> What to do
Repeat the material exactly as it appears.

Start of Data lines

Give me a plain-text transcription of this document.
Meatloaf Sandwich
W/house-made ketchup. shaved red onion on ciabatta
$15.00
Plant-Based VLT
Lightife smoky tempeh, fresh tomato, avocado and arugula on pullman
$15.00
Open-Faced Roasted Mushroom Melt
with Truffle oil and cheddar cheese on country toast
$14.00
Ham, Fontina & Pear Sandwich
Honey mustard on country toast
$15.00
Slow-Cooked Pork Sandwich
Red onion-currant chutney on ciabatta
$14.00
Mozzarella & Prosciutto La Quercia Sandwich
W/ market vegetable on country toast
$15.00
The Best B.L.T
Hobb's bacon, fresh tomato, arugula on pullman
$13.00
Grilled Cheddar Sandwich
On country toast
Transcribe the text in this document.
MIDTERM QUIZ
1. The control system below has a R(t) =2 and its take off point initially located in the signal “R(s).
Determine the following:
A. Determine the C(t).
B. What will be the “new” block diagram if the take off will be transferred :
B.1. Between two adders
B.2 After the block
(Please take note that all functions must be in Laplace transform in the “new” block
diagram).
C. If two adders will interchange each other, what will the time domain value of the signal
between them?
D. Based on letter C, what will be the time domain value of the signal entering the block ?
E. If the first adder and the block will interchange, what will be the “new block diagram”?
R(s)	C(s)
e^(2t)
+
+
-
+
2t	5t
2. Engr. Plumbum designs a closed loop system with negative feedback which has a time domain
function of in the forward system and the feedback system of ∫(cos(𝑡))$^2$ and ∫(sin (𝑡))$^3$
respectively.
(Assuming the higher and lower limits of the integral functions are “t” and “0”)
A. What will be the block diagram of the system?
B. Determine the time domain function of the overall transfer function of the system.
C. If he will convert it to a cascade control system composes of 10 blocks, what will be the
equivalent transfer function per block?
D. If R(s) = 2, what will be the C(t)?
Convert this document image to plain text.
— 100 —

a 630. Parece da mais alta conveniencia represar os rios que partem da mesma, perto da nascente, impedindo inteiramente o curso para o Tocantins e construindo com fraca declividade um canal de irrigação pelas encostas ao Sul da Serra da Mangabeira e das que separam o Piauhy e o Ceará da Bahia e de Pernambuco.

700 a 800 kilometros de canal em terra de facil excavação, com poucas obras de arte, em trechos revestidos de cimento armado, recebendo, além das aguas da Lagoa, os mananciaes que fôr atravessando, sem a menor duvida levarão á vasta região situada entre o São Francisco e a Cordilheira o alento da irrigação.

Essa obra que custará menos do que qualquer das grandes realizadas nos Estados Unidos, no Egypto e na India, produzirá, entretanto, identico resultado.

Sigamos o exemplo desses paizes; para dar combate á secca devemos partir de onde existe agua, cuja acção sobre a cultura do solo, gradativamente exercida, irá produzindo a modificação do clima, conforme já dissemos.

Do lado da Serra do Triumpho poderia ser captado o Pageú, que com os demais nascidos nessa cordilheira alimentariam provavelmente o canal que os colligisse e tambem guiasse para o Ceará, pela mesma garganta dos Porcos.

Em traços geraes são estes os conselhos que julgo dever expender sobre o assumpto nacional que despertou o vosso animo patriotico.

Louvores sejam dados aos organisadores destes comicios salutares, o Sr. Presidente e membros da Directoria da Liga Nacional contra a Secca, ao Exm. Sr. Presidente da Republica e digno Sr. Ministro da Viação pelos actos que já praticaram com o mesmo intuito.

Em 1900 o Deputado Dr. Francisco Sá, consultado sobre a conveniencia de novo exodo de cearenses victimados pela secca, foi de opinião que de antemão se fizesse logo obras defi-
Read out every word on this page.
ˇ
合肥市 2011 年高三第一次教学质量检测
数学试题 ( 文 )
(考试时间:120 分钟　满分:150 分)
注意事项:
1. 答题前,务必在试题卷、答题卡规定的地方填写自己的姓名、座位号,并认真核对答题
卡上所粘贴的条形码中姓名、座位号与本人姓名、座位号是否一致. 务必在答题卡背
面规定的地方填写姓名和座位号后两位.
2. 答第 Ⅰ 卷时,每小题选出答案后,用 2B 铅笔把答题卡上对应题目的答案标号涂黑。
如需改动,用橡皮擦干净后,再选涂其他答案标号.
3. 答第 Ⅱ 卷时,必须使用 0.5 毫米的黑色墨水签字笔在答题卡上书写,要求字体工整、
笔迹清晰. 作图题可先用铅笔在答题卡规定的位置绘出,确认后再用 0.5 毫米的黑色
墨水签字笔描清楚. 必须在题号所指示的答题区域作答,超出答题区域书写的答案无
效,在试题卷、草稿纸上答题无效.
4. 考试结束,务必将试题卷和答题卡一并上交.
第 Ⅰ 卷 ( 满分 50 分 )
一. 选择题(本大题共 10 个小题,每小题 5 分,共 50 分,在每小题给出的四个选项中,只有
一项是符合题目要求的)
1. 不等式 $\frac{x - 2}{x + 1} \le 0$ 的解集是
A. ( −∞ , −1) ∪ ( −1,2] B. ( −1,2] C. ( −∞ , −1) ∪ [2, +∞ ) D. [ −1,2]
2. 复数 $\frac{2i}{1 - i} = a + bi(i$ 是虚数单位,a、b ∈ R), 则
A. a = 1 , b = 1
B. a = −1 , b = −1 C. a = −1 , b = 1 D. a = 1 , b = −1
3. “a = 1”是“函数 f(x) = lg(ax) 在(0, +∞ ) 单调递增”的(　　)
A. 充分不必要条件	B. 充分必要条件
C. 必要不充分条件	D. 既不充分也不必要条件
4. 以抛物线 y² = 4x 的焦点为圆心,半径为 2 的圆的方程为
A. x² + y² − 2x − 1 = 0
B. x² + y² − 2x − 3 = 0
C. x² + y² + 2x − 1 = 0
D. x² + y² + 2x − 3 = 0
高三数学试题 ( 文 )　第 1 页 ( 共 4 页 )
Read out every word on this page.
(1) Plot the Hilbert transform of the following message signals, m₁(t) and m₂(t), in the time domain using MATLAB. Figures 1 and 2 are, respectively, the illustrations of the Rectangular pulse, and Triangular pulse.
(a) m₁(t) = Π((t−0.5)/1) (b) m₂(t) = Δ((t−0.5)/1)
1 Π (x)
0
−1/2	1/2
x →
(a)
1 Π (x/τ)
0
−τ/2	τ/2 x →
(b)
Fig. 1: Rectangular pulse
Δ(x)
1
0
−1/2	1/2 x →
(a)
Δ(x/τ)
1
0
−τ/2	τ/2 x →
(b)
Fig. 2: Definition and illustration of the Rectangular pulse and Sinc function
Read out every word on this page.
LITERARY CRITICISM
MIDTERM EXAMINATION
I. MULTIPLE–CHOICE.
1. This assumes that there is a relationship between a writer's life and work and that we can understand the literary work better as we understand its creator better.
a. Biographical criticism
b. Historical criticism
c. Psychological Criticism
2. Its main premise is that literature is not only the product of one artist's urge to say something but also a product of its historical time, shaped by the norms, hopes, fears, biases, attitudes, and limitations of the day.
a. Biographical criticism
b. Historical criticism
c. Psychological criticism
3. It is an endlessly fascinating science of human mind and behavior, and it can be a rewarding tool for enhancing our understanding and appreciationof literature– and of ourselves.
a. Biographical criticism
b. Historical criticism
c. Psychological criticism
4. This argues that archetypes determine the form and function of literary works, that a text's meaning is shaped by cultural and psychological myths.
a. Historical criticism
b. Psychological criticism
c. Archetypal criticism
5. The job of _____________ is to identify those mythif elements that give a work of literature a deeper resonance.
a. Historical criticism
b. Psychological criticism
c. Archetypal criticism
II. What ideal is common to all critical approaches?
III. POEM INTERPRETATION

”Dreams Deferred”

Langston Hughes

End of Data lines

> Answer to the exercise
Give me a plain-text transcription of this document.
Meatloaf Sandwich
W/house-made ketchup. shaved red onion on ciabatta
$15.00
Plant-Based VLT
Lightife smoky tempeh, fresh tomato, avocado and arugula on pullman
$15.00
Open-Faced Roasted Mushroom Melt
with Truffle oil and cheddar cheese on country toast
$14.00
Ham, Fontina & Pear Sandwich
Honey mustard on country toast
$15.00
Slow-Cooked Pork Sandwich
Red onion-currant chutney on ciabatta
$14.00
Mozzarella & Prosciutto La Quercia Sandwich
W/ market vegetable on country toast
$15.00
The Best B.L.T
Hobb's bacon, fresh tomato, arugula on pullman
$13.00
Grilled Cheddar Sandwich
On country toast
Transcribe the text in this document.
MIDTERM QUIZ
1. The control system below has a R(t) =2 and its take off point initially located in the signal “R(s).
Determine the following:
A. Determine the C(t).
B. What will be the “new” block diagram if the take off will be transferred :
B.1. Between two adders
B.2 After the block
(Please take note that all functions must be in Laplace transform in the “new” block
diagram).
C. If two adders will interchange each other, what will the time domain value of the signal
between them?
D. Based on letter C, what will be the time domain value of the signal entering the block ?
E. If the first adder and the block will interchange, what will be the “new block diagram”?
R(s)	C(s)
e^(2t)
+
+
-
+
2t	5t
2. Engr. Plumbum designs a closed loop system with negative feedback which has a time domain
function of in the forward system and the feedback system of ∫(cos(𝑡))$^2$ and ∫(sin (𝑡))$^3$
respectively.
(Assuming the higher and lower limits of the integral functions are “t” and “0”)
A. What will be the block diagram of the system?
B. Determine the time domain function of the overall transfer function of the system.
C. If he will convert it to a cascade control system composes of 10 blocks, what will be the
equivalent transfer function per block?
D. If R(s) = 2, what will be the C(t)?
Convert this document image to plain text.
— 100 —

a 630. Parece da mais alta conveniencia represar os rios que partem da mesma, perto da nascente, impedindo inteiramente o curso para o Tocantins e construindo com fraca declividade um canal de irrigação pelas encostas ao Sul da Serra da Mangabeira e das que separam o Piauhy e o Ceará da Bahia e de Pernambuco.

700 a 800 kilometros de canal em terra de facil excavação, com poucas obras de arte, em trechos revestidos de cimento armado, recebendo, além das aguas da Lagoa, os mananciaes que fôr atravessando, sem a menor duvida levarão á vasta região situada entre o São Francisco e a Cordilheira o alento da irrigação.

Essa obra que custará menos do que qualquer das grandes realizadas nos Estados Unidos, no Egypto e na India, produzirá, entretanto, identico resultado.

Sigamos o exemplo desses paizes; para dar combate á secca devemos partir de onde existe agua, cuja acção sobre a cultura do solo, gradativamente exercida, irá produzindo a modificação do clima, conforme já dissemos.

Do lado da Serra do Triumpho poderia ser captado o Pageú, que com os demais nascidos nessa cordilheira alimentariam provavelmente o canal que os colligisse e tambem guiasse para o Ceará, pela mesma garganta dos Porcos.

Em traços geraes são estes os conselhos que julgo dever expender sobre o assumpto nacional que despertou o vosso animo patriotico.

Louvores sejam dados aos organisadores destes comicios salutares, o Sr. Presidente e membros da Directoria da Liga Nacional contra a Secca, ao Exm. Sr. Presidente da Republica e digno Sr. Ministro da Viação pelos actos que já praticaram com o mesmo intuito.

Em 1900 o Deputado Dr. Francisco Sá, consultado sobre a conveniencia de novo exodo de cearenses victimados pela secca, foi de opinião que de antemão se fizesse logo obras defi-
Read out every word on this page.
ˇ
合肥市 2011 年高三第一次教学质量检测
数学试题 ( 文 )
(考试时间:120 分钟　满分:150 分)
注意事项:
1. 答题前,务必在试题卷、答题卡规定的地方填写自己的姓名、座位号,并认真核对答题
卡上所粘贴的条形码中姓名、座位号与本人姓名、座位号是否一致. 务必在答题卡背
面规定的地方填写姓名和座位号后两位.
2. 答第 Ⅰ 卷时,每小题选出答案后,用 2B 铅笔把答题卡上对应题目的答案标号涂黑。
如需改动,用橡皮擦干净后,再选涂其他答案标号.
3. 答第 Ⅱ 卷时,必须使用 0.5 毫米的黑色墨水签字笔在答题卡上书写,要求字体工整、
笔迹清晰. 作图题可先用铅笔在答题卡规定的位置绘出,确认后再用 0.5 毫米的黑色
墨水签字笔描清楚. 必须在题号所指示的答题区域作答,超出答题区域书写的答案无
效,在试题卷、草稿纸上答题无效.
4. 考试结束,务必将试题卷和答题卡一并上交.
第 Ⅰ 卷 ( 满分 50 分 )
一. 选择题(本大题共 10 个小题,每小题 5 分,共 50 分,在每小题给出的四个选项中,只有
一项是符合题目要求的)
1. 不等式 $\frac{x - 2}{x + 1} \le 0$ 的解集是
A. ( −∞ , −1) ∪ ( −1,2] B. ( −1,2] C. ( −∞ , −1) ∪ [2, +∞ ) D. [ −1,2]
2. 复数 $\frac{2i}{1 - i} = a + bi(i$ 是虚数单位,a、b ∈ R), 则
A. a = 1 , b = 1
B. a = −1 , b = −1 C. a = −1 , b = 1 D. a = 1 , b = −1
3. “a = 1”是“函数 f(x) = lg(ax) 在(0, +∞ ) 单调递增”的(　　)
A. 充分不必要条件	B. 充分必要条件
C. 必要不充分条件	D. 既不充分也不必要条件
4. 以抛物线 y² = 4x 的焦点为圆心,半径为 2 的圆的方程为
A. x² + y² − 2x − 1 = 0
B. x² + y² − 2x − 3 = 0
C. x² + y² + 2x − 1 = 0
D. x² + y² + 2x − 3 = 0
高三数学试题 ( 文 )　第 1 页 ( 共 4 页 )
Read out every word on this page.
(1) Plot the Hilbert transform of the following message signals, m₁(t) and m₂(t), in the time domain using MATLAB. Figures 1 and 2 are, respectively, the illustrations of the Rectangular pulse, and Triangular pulse.
(a) m₁(t) = Π((t−0.5)/1) (b) m₂(t) = Δ((t−0.5)/1)
1 Π (x)
0
−1/2	1/2
x →
(a)
1 Π (x/τ)
0
−τ/2	τ/2 x →
(b)
Fig. 1: Rectangular pulse
Δ(x)
1
0
−1/2	1/2 x →
(a)
Δ(x/τ)
1
0
−τ/2	τ/2 x →
(b)
Fig. 2: Definition and illustration of the Rectangular pulse and Sinc function
Read out every word on this page.
LITERARY CRITICISM
MIDTERM EXAMINATION
I. MULTIPLE–CHOICE.
1. This assumes that there is a relationship between a writer's life and work and that we can understand the literary work better as we understand its creator better.
a. Biographical criticism
b. Historical criticism
c. Psychological Criticism
2. Its main premise is that literature is not only the product of one artist's urge to say something but also a product of its historical time, shaped by the norms, hopes, fears, biases, attitudes, and limitations of the day.
a. Biographical criticism
b. Historical criticism
c. Psychological criticism
3. It is an endlessly fascinating science of human mind and behavior, and it can be a rewarding tool for enhancing our understanding and appreciationof literature– and of ourselves.
a. Biographical criticism
b. Historical criticism
c. Psychological criticism
4. This argues that archetypes determine the form and function of literary works, that a text's meaning is shaped by cultural and psychological myths.
a. Historical criticism
b. Psychological criticism
c. Archetypal criticism
5. The job of _____________ is to identify those mythif elements that give a work of literature a deeper resonance.
a. Historical criticism
b. Psychological criticism
c. Archetypal criticism
II. What ideal is common to all critical approaches?
III. POEM INTERPRETATION

”Dreams Deferred”

Langston Hughes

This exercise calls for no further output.